* _Description of the task_:
Copy all of the records below verbatim.

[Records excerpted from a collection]
————
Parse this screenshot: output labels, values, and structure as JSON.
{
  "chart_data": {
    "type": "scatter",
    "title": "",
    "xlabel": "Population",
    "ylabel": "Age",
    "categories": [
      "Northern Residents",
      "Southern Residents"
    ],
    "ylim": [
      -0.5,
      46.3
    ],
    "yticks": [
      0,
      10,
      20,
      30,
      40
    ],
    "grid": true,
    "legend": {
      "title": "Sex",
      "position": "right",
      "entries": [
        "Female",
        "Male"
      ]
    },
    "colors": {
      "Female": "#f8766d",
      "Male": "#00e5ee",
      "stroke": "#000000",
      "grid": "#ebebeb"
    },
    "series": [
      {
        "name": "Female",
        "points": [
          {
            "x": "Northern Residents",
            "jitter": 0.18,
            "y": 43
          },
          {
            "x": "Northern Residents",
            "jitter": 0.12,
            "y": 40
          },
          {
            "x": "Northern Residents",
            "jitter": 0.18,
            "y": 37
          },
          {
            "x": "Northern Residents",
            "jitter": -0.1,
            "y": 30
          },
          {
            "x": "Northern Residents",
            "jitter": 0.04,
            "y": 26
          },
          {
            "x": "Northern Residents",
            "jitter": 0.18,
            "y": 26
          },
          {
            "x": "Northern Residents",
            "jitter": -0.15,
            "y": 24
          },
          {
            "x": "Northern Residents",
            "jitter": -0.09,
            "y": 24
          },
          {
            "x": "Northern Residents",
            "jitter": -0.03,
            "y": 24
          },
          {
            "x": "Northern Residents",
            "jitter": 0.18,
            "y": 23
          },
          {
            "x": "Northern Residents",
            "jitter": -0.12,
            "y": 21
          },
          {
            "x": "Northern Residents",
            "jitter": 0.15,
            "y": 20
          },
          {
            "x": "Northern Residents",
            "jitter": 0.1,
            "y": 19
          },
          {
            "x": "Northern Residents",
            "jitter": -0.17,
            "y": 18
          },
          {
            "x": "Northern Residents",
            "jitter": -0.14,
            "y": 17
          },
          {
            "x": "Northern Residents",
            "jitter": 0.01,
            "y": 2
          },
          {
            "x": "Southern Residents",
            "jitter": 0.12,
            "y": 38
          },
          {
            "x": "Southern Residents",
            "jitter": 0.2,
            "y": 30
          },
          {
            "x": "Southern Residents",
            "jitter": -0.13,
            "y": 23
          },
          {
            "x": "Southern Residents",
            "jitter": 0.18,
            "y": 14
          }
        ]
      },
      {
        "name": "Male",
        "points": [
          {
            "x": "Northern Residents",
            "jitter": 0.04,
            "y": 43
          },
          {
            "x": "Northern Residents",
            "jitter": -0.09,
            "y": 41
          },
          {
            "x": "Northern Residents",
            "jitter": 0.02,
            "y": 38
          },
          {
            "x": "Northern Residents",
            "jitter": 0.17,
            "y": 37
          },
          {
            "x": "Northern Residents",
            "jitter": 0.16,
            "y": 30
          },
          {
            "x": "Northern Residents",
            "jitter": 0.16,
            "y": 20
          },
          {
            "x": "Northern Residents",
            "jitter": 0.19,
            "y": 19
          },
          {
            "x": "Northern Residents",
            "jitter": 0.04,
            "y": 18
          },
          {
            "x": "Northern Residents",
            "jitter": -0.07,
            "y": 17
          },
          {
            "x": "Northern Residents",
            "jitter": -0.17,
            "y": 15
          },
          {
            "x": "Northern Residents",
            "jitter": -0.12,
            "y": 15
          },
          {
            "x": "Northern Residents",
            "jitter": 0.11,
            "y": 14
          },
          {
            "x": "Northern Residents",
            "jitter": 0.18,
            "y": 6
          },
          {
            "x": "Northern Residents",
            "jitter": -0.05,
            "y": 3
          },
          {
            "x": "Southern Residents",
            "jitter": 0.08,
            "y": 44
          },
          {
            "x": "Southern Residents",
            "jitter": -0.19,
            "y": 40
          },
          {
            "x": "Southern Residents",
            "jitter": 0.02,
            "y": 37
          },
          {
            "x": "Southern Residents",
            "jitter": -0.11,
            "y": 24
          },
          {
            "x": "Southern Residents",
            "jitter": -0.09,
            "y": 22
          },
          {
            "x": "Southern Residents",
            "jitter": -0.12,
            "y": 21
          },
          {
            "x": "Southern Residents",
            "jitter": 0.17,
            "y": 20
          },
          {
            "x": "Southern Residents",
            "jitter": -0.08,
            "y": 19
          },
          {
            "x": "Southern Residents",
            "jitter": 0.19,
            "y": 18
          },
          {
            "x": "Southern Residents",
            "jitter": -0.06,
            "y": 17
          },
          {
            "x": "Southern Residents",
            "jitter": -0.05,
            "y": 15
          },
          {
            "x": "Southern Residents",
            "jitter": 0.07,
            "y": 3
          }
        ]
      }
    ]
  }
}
————
* _Full response_:
Parse this screenshot: output labels, values, and structure as JSON.
{
  "chart_data": {
    "type": "scatter",
    "title": "",
    "xlabel": "Population",
    "ylabel": "Age",
    "categories": [
      "Northern Residents",
      "Southern Residents"
    ],
    "ylim": [
      -0.5,
      46.3
    ],
    "yticks": [
      0,
      10,
      20,
      30,
      40
    ],
    "grid": true,
    "legend": {
      "title": "Sex",
      "position": "right",
      "entries": [
        "Female",
        "Male"
      ]
    },
    "colors": {
      "Female": "#f8766d",
      "Male": "#00e5ee",
      "stroke": "#000000",
      "grid": "#ebebeb"
    },
    "series": [
      {
        "name": "Female",
        "points": [
          {
            "x": "Northern Residents",
            "jitter": 0.18,
            "y": 43
          },
          {
            "x": "Northern Residents",
            "jitter": 0.12,
            "y": 40
          },
          {
            "x": "Northern Residents",
            "jitter": 0.18,
            "y": 37
          },
          {
            "x": "Northern Residents",
            "jitter": -0.1,
            "y": 30
          },
          {
            "x": "Northern Residents",
            "jitter": 0.04,
            "y": 26
          },
          {
            "x": "Northern Residents",
            "jitter": 0.18,
            "y": 26
          },
          {
            "x": "Northern Residents",
            "jitter": -0.15,
            "y": 24
          },
          {
            "x": "Northern Residents",
            "jitter": -0.09,
            "y": 24
          },
          {
            "x": "Northern Residents",
            "jitter": -0.03,
            "y": 24
          },
          {
            "x": "Northern Residents",
            "jitter": 0.18,
            "y": 23
          },
          {
            "x": "Northern Residents",
            "jitter": -0.12,
            "y": 21
          },
          {
            "x": "Northern Residents",
            "jitter": 0.15,
            "y": 20
          },
          {
            "x": "Northern Residents",
            "jitter": 0.1,
            "y": 19
          },
          {
            "x": "Northern Residents",
            "jitter": -0.17,
            "y": 18
          },
          {
            "x": "Northern Residents",
            "jitter": -0.14,
            "y": 17
          },
          {
            "x": "Northern Residents",
            "jitter": 0.01,
            "y": 2
          },
          {
            "x": "Southern Residents",
            "jitter": 0.12,
            "y": 38
          },
          {
            "x": "Southern Residents",
            "jitter": 0.2,
            "y": 30
          },
          {
            "x": "Southern Residents",
            "jitter": -0.13,
            "y": 23
          },
          {
            "x": "Southern Residents",
            "jitter": 0.18,
            "y": 14
          }
        ]
      },
      {
        "name": "Male",
        "points": [
          {
            "x": "Northern Residents",
            "jitter": 0.04,
            "y": 43
          },
          {
            "x": "Northern Residents",
            "jitter": -0.09,
            "y": 41
          },
          {
            "x": "Northern Residents",
            "jitter": 0.02,
            "y": 38
          },
          {
            "x": "Northern Residents",
            "jitter": 0.17,
            "y": 37
          },
          {
            "x": "Northern Residents",
            "jitter": 0.16,
            "y": 30
          },
          {
            "x": "Northern Residents",
            "jitter": 0.16,
            "y": 20
          },
          {
            "x": "Northern Residents",
            "jitter": 0.19,
            "y": 19
          },
          {
            "x": "Northern Residents",
            "jitter": 0.04,
            "y": 18
          },
          {
            "x": "Northern Residents",
            "jitter": -0.07,
            "y": 17
          },
          {
            "x": "Northern Residents",
            "jitter": -0.17,
            "y": 15
          },
          {
            "x": "Northern Residents",
            "jitter": -0.12,
            "y": 15
          },
          {
            "x": "Northern Residents",
            "jitter": 0.11,
            "y": 14
          },
          {
            "x": "Northern Residents",
            "jitter": 0.18,
            "y": 6
          },
          {
            "x": "Northern Residents",
            "jitter": -0.05,
            "y": 3
          },
          {
            "x": "Southern Residents",
            "jitter": 0.08,
            "y": 44
          },
          {
            "x": "Southern Residents",
            "jitter": -0.19,
            "y": 40
          },
          {
            "x": "Southern Residents",
            "jitter": 0.02,
            "y": 37
          },
          {
            "x": "Southern Residents",
            "jitter": -0.11,
            "y": 24
          },
          {
            "x": "Southern Residents",
            "jitter": -0.09,
            "y": 22
          },
          {
            "x": "Southern Residents",
            "jitter": -0.12,
            "y": 21
          },
          {
            "x": "Southern Residents",
            "jitter": 0.17,
            "y": 20
          },
          {
            "x": "Southern Residents",
            "jitter": -0.08,
            "y": 19
          },
          {
            "x": "Southern Residents",
            "jitter": 0.19,
            "y": 18
          },
          {
            "x": "Southern Residents",
            "jitter": -0.06,
            "y": 17
          },
          {
            "x": "Southern Residents",
            "jitter": -0.05,
            "y": 15
          },
          {
            "x": "Southern Residents",
            "jitter": 0.07,
            "y": 3
          }
        ]
      }
    ]
  }
}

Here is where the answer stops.